Tell how many lines in the data below include the word "unidades". The answer is the number only.

● INPUT RECORDS:
- - -

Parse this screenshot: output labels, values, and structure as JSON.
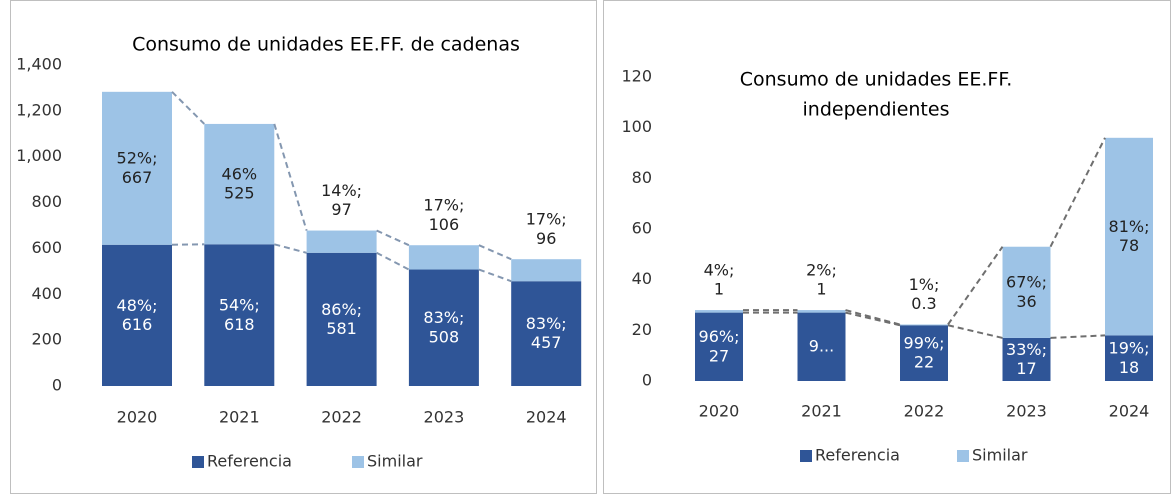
{
  "chart_data": [
    {
      "type": "bar",
      "stacked": true,
      "title": [
        "Consumo de unidades EE.FF. de cadenas"
      ],
      "categories": [
        "2020",
        "2021",
        "2022",
        "2023",
        "2024"
      ],
      "series": [
        {
          "name": "Referencia",
          "color": "#2f5597",
          "values": [
            616,
            618,
            581,
            508,
            457
          ],
          "value_labels": [
            "48%;\n616",
            "54%;\n618",
            "86%;\n581",
            "83%;\n508",
            "83%;\n457"
          ]
        },
        {
          "name": "Similar",
          "color": "#9dc3e6",
          "values": [
            667,
            525,
            97,
            106,
            96
          ],
          "value_labels": [
            "52%;\n667",
            "46%\n525",
            "14%;\n97",
            "17%;\n106",
            "17%;\n96"
          ]
        }
      ],
      "ylim": [
        0,
        1400
      ],
      "yticks": [
        0,
        200,
        400,
        600,
        800,
        {
          "value": 1000,
          "label": "1,000"
        },
        {
          "value": 1200,
          "label": "1,200"
        },
        {
          "value": 1400,
          "label": "1,400"
        }
      ],
      "connector_lines": true,
      "legend": "bottom"
    },
    {
      "type": "bar",
      "stacked": true,
      "title": [
        "Consumo de unidades EE.FF.",
        "independientes"
      ],
      "categories": [
        "2020",
        "2021",
        "2022",
        "2023",
        "2024"
      ],
      "series": [
        {
          "name": "Referencia",
          "color": "#2f5597",
          "values": [
            27,
            27,
            22,
            17,
            18
          ],
          "value_labels": [
            "96%;\n27",
            "9...",
            "99%;\n22",
            "33%;\n17",
            "19%;\n18"
          ]
        },
        {
          "name": "Similar",
          "color": "#9dc3e6",
          "values": [
            1,
            1,
            0.3,
            36,
            78
          ],
          "value_labels": [
            "4%;\n1",
            "2%;\n1",
            "1%;\n0.3",
            "67%;\n36",
            "81%;\n78"
          ]
        }
      ],
      "ylim": [
        0,
        120
      ],
      "yticks": [
        0,
        20,
        40,
        60,
        80,
        100,
        120
      ],
      "connector_lines": true,
      "legend": "bottom"
    }
  ]
}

- - -

● OUTPUT:
2